DATA IN THIS EXERCISE ::
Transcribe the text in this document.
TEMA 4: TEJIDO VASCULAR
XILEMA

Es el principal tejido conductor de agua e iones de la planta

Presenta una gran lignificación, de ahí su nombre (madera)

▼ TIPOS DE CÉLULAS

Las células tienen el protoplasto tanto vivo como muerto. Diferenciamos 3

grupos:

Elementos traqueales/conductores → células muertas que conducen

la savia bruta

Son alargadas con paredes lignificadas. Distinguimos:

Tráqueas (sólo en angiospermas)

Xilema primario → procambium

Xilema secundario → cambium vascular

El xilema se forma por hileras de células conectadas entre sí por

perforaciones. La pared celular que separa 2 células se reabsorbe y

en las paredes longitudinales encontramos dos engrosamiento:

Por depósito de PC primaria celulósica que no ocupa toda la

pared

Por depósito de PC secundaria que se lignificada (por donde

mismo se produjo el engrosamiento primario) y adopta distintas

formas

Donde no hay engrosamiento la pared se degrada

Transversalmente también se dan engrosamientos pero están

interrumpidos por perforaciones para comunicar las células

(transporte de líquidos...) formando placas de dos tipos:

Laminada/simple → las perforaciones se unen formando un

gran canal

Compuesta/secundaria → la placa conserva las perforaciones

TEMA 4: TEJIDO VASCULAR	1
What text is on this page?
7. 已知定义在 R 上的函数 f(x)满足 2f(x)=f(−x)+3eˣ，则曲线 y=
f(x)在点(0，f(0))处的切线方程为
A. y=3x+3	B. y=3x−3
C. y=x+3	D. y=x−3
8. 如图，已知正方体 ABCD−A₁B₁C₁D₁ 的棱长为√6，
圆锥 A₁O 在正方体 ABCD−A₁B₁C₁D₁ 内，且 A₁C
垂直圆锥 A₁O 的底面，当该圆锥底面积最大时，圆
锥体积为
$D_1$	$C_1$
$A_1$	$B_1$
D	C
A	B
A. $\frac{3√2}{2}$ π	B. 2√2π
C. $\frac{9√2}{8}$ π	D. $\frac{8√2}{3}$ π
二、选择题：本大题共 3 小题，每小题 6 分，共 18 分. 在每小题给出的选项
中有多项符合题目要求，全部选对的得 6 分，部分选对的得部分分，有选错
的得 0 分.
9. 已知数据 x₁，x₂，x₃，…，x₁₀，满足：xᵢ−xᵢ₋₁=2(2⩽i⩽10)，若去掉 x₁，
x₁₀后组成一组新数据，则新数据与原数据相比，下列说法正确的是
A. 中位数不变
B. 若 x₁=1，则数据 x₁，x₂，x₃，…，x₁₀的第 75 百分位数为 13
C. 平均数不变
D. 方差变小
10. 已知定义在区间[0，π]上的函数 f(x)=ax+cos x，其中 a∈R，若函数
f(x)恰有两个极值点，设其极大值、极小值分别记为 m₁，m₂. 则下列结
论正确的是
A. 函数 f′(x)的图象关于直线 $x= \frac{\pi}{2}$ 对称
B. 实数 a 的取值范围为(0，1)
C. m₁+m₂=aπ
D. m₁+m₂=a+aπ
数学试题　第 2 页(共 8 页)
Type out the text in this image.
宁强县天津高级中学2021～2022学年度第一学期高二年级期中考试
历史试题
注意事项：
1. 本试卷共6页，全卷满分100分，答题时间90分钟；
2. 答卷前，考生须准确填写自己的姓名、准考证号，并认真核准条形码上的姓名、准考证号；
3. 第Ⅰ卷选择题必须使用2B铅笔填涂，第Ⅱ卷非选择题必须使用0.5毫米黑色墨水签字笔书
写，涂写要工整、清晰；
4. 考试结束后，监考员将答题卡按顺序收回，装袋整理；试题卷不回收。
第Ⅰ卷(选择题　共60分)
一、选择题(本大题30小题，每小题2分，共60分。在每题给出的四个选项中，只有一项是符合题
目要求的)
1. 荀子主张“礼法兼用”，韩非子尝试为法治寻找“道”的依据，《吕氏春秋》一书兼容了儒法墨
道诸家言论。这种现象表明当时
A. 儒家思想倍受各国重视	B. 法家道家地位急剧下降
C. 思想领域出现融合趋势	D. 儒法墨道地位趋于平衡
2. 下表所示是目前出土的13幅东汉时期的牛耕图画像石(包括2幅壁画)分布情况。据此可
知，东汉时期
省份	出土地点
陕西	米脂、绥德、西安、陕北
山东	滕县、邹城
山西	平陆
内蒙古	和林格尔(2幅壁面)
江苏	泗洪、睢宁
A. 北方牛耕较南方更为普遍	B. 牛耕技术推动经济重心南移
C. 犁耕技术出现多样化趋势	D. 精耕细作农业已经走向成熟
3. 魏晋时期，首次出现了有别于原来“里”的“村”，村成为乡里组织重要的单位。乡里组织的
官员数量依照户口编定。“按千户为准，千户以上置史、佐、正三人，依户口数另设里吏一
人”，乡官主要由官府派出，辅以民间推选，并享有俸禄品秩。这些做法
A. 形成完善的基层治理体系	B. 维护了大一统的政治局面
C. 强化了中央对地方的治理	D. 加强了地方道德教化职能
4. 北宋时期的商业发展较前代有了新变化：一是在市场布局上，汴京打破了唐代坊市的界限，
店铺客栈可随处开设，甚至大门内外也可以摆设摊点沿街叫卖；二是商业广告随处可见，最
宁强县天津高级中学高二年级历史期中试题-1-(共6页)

WHAT THE EXERCISE ASKS ::
Among the entries, how many lines contain the string "gran"? Give the number without anything else.

ANSWER TO THIS TASK ::
2